- **Required work**:
Repeat, exactly and completely, the material that follows. Omit the pictures.
— START OF Given data —
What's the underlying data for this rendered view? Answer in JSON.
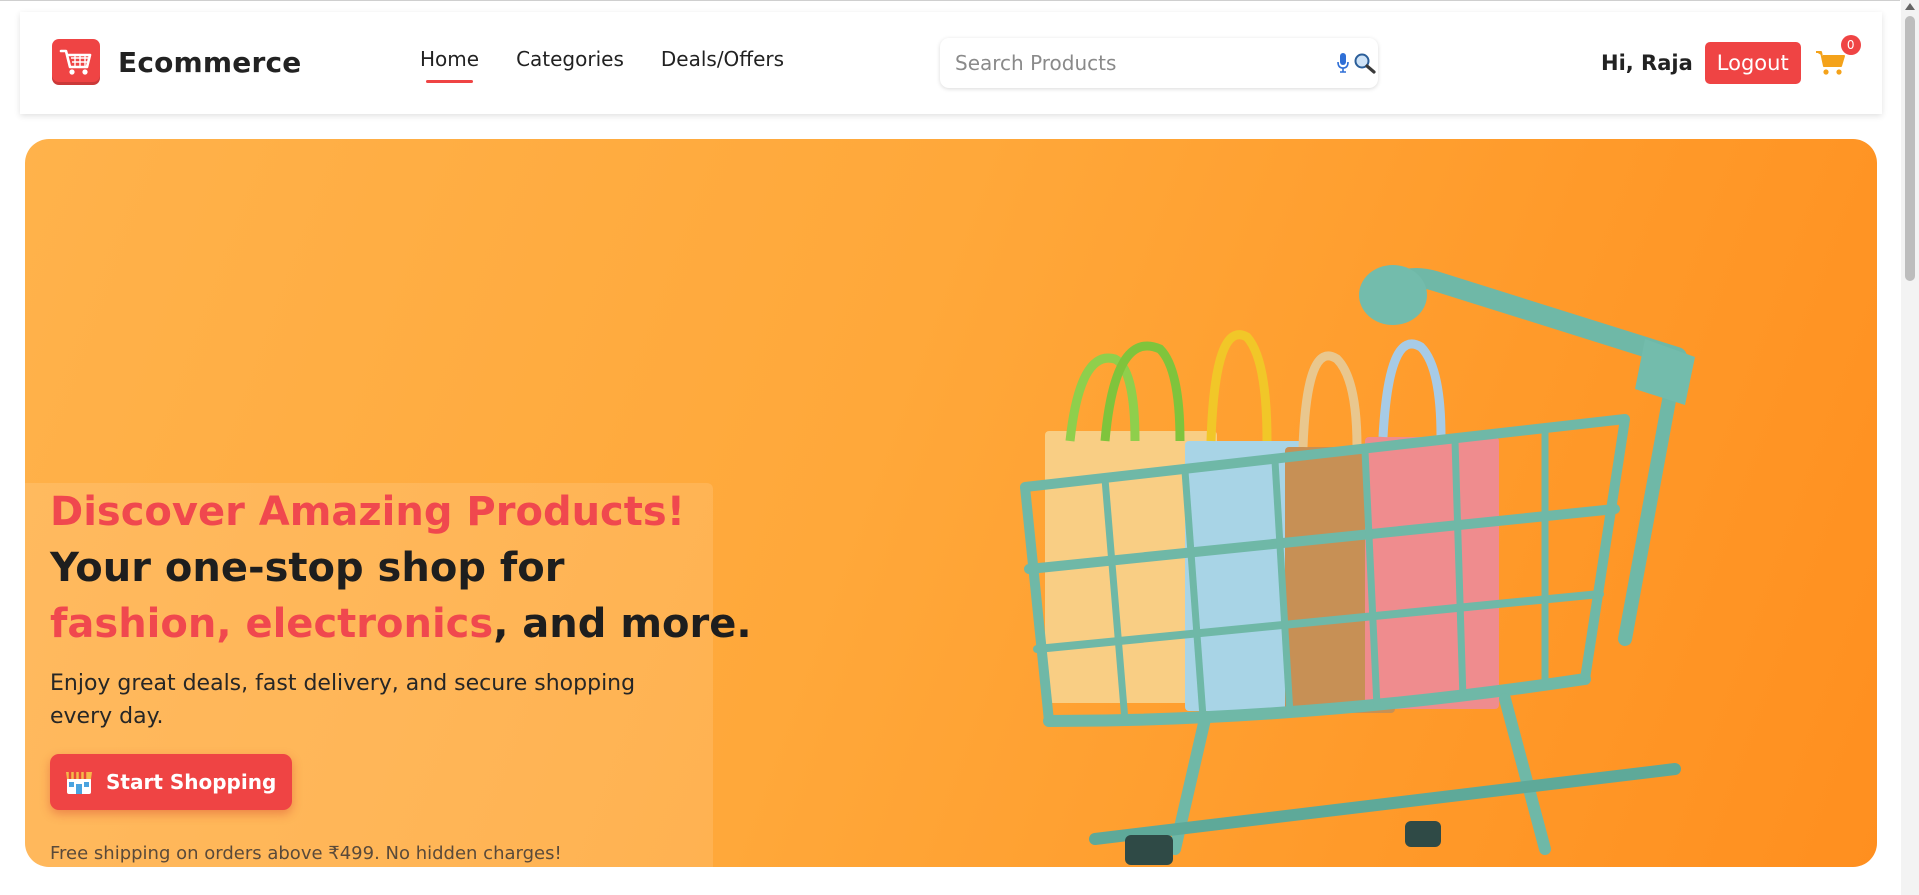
{
  "colors": {
    "accent": "#ef4444",
    "hero_bg": "#ffa83a",
    "cart_icon": "#f4a21a"
  },
  "navbar": {
    "brand": {
      "name": "Ecommerce",
      "icon": "shopping-cart-icon"
    },
    "links": [
      {
        "label": "Home",
        "active": true
      },
      {
        "label": "Categories",
        "active": false
      },
      {
        "label": "Deals/Offers",
        "active": false
      }
    ],
    "search": {
      "placeholder": "Search Products",
      "value": "",
      "icons": [
        "microphone-icon",
        "search-icon"
      ]
    },
    "user": {
      "greeting": "Hi, Raja",
      "logout_label": "Logout"
    },
    "cart": {
      "icon": "cart-icon",
      "count": "0"
    }
  },
  "hero": {
    "title_line1": "Discover Amazing Products!",
    "title_line2": "Your one-stop shop for",
    "title_line3_accent": "fashion, electronics",
    "title_line3_rest": ", and more.",
    "description": "Enjoy great deals, fast delivery, and secure shopping every day.",
    "cta_label": "Start Shopping",
    "cta_icon": "store-icon",
    "note": "Free shipping on orders above ₹499. No hidden charges!"
  }
}
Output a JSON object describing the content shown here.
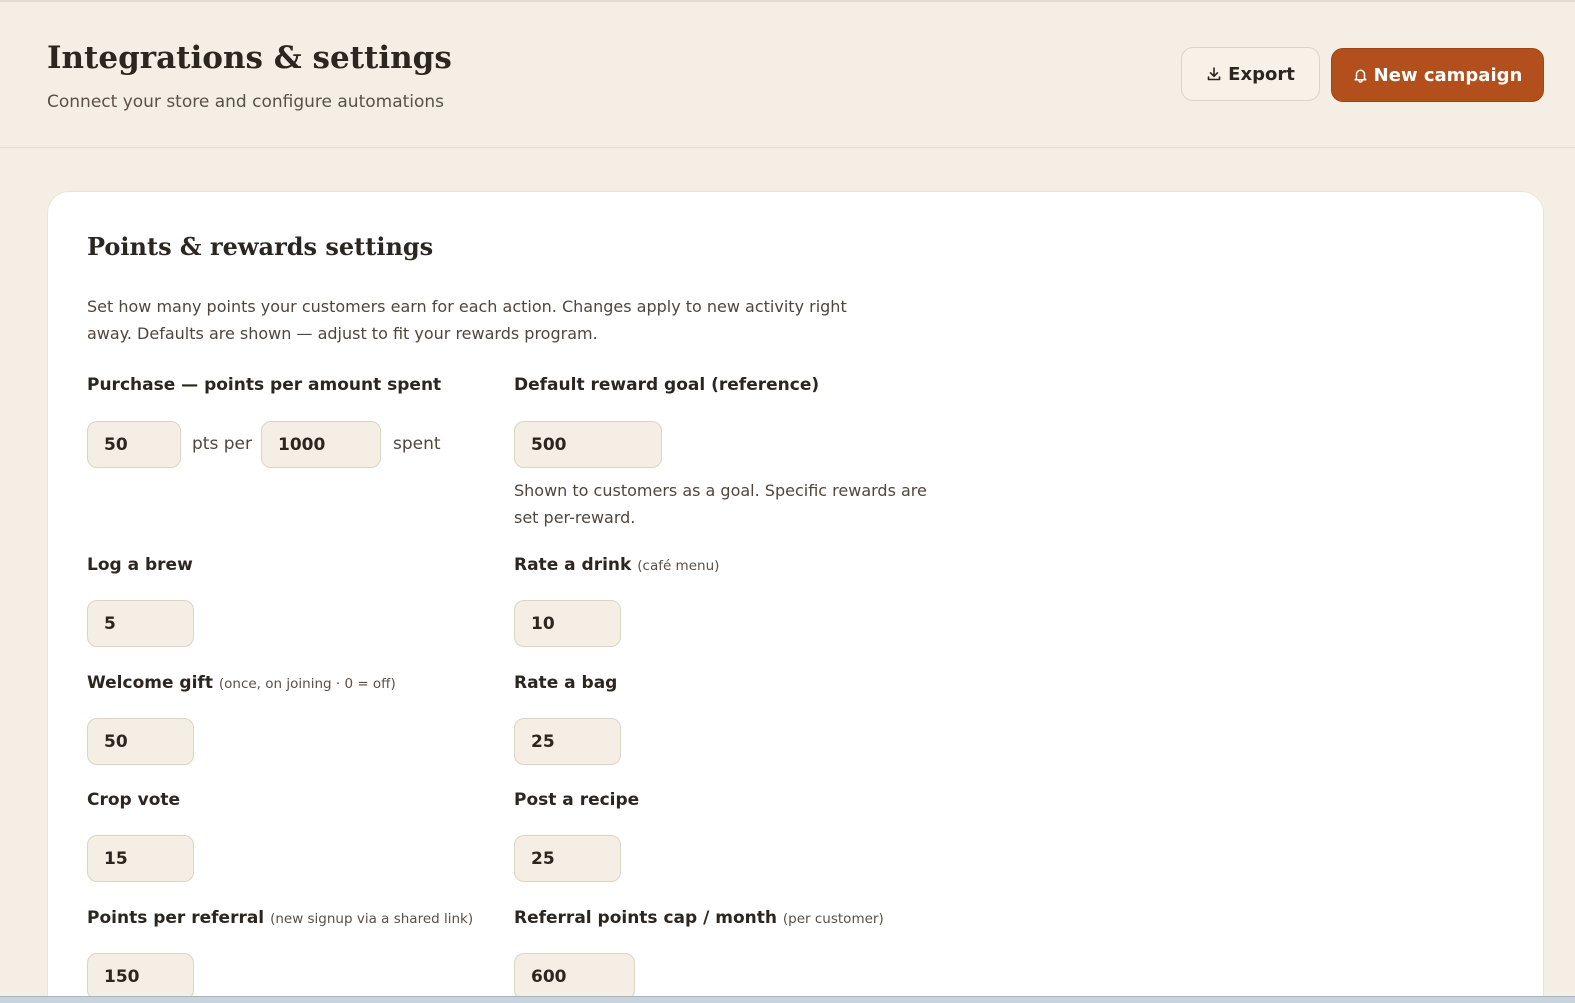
{
  "header": {
    "title": "Integrations & settings",
    "subtitle": "Connect your store and configure automations",
    "export_label": "Export",
    "new_campaign_label": "New campaign"
  },
  "colors": {
    "background": "#f5eee4",
    "accent": "#b24f1d",
    "card": "#ffffff",
    "input_bg": "#f5eee4"
  },
  "icons": {
    "export": "download-icon",
    "new_campaign": "bell-icon"
  },
  "settings": {
    "title": "Points & rewards settings",
    "description": "Set how many points your customers earn for each action. Changes apply to new activity right away. Defaults are shown — adjust to fit your rewards program.",
    "purchase": {
      "label": "Purchase — points per amount spent",
      "points": "50",
      "pts_per_text": "pts per",
      "amount": "1000",
      "spent_text": "spent"
    },
    "reward_goal": {
      "label": "Default reward goal (reference)",
      "value": "500",
      "help": "Shown to customers as a goal. Specific rewards are set per-reward."
    },
    "log_brew": {
      "label": "Log a brew",
      "value": "5"
    },
    "rate_drink": {
      "label": "Rate a drink",
      "hint": "(café menu)",
      "value": "10"
    },
    "welcome_gift": {
      "label": "Welcome gift",
      "hint": "(once, on joining · 0 = off)",
      "value": "50"
    },
    "rate_bag": {
      "label": "Rate a bag",
      "value": "25"
    },
    "crop_vote": {
      "label": "Crop vote",
      "value": "15"
    },
    "post_recipe": {
      "label": "Post a recipe",
      "value": "25"
    },
    "referral_points": {
      "label": "Points per referral",
      "hint": "(new signup via a shared link)",
      "value": "150"
    },
    "referral_cap": {
      "label": "Referral points cap / month",
      "hint": "(per customer)",
      "value": "600"
    }
  }
}
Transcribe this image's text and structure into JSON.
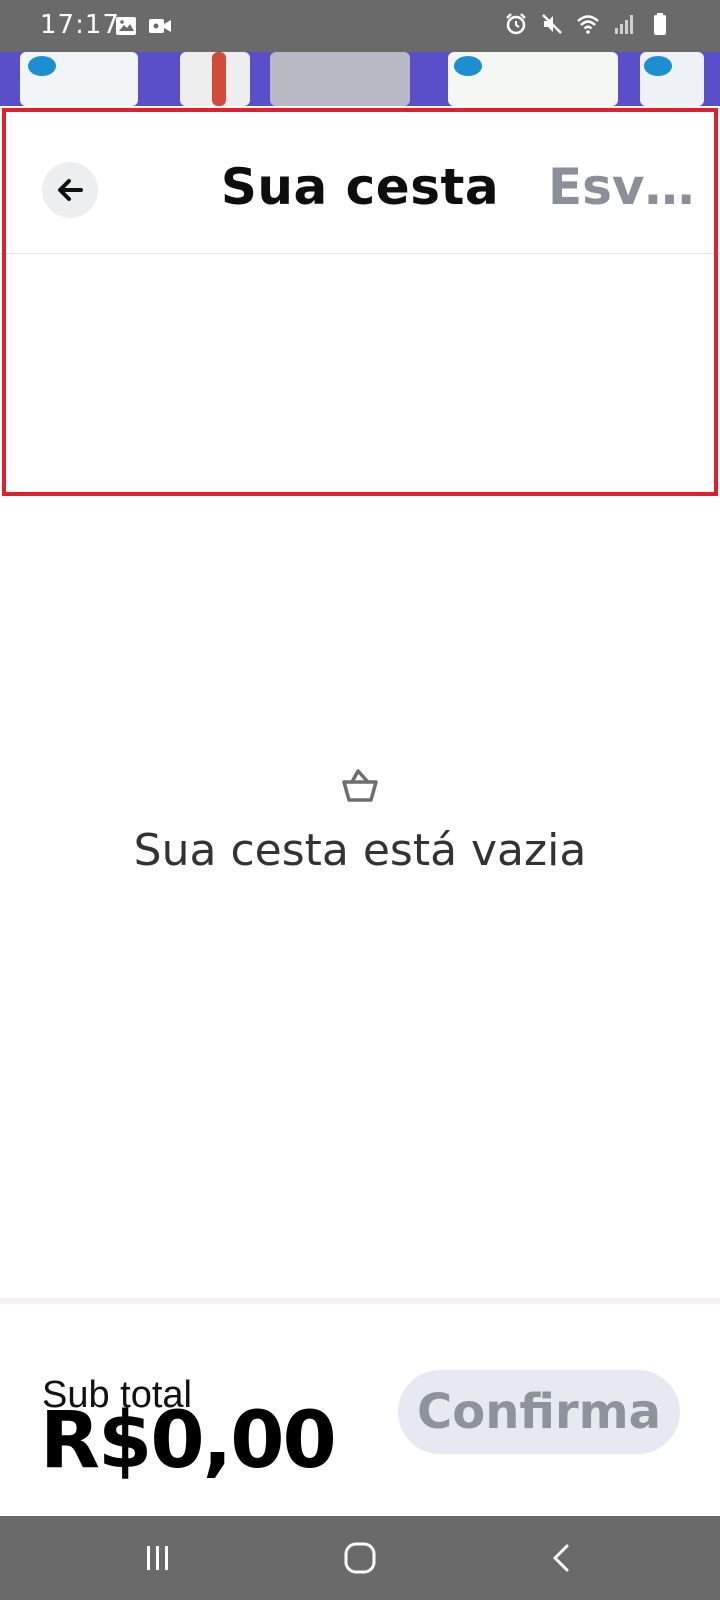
— END OF Given data —
- **Response**:
What's the underlying data for this rendered view? Answer in JSON.
{
  "colors": {
    "accent": "#ef4444",
    "hero_bg": "#ffa83a",
    "cart_icon": "#f4a21a"
  },
  "navbar": {
    "brand": {
      "name": "Ecommerce",
      "icon": "shopping-cart-icon"
    },
    "links": [
      {
        "label": "Home",
        "active": true
      },
      {
        "label": "Categories",
        "active": false
      },
      {
        "label": "Deals/Offers",
        "active": false
      }
    ],
    "search": {
      "placeholder": "Search Products",
      "value": "",
      "icons": [
        "microphone-icon",
        "search-icon"
      ]
    },
    "user": {
      "greeting": "Hi, Raja",
      "logout_label": "Logout"
    },
    "cart": {
      "icon": "cart-icon",
      "count": "0"
    }
  },
  "hero": {
    "title_line1": "Discover Amazing Products!",
    "title_line2": "Your one-stop shop for",
    "title_line3_accent": "fashion, electronics",
    "title_line3_rest": ", and more.",
    "description": "Enjoy great deals, fast delivery, and secure shopping every day.",
    "cta_label": "Start Shopping",
    "cta_icon": "store-icon",
    "note": "Free shipping on orders above ₹499. No hidden charges!"
  }
}
Output a JSON object describing the content shown here.
{
  "header": {
    "title": "Integrations & settings",
    "subtitle": "Connect your store and configure automations",
    "export_label": "Export",
    "new_campaign_label": "New campaign"
  },
  "colors": {
    "background": "#f5eee4",
    "accent": "#b24f1d",
    "card": "#ffffff",
    "input_bg": "#f5eee4"
  },
  "icons": {
    "export": "download-icon",
    "new_campaign": "bell-icon"
  },
  "settings": {
    "title": "Points & rewards settings",
    "description": "Set how many points your customers earn for each action. Changes apply to new activity right away. Defaults are shown — adjust to fit your rewards program.",
    "purchase": {
      "label": "Purchase — points per amount spent",
      "points": "50",
      "pts_per_text": "pts per",
      "amount": "1000",
      "spent_text": "spent"
    },
    "reward_goal": {
      "label": "Default reward goal (reference)",
      "value": "500",
      "help": "Shown to customers as a goal. Specific rewards are set per-reward."
    },
    "log_brew": {
      "label": "Log a brew",
      "value": "5"
    },
    "rate_drink": {
      "label": "Rate a drink",
      "hint": "(café menu)",
      "value": "10"
    },
    "welcome_gift": {
      "label": "Welcome gift",
      "hint": "(once, on joining · 0 = off)",
      "value": "50"
    },
    "rate_bag": {
      "label": "Rate a bag",
      "value": "25"
    },
    "crop_vote": {
      "label": "Crop vote",
      "value": "15"
    },
    "post_recipe": {
      "label": "Post a recipe",
      "value": "25"
    },
    "referral_points": {
      "label": "Points per referral",
      "hint": "(new signup via a shared link)",
      "value": "150"
    },
    "referral_cap": {
      "label": "Referral points cap / month",
      "hint": "(per customer)",
      "value": "600"
    }
  }
}
Transcribe this image's text and structure into JSON.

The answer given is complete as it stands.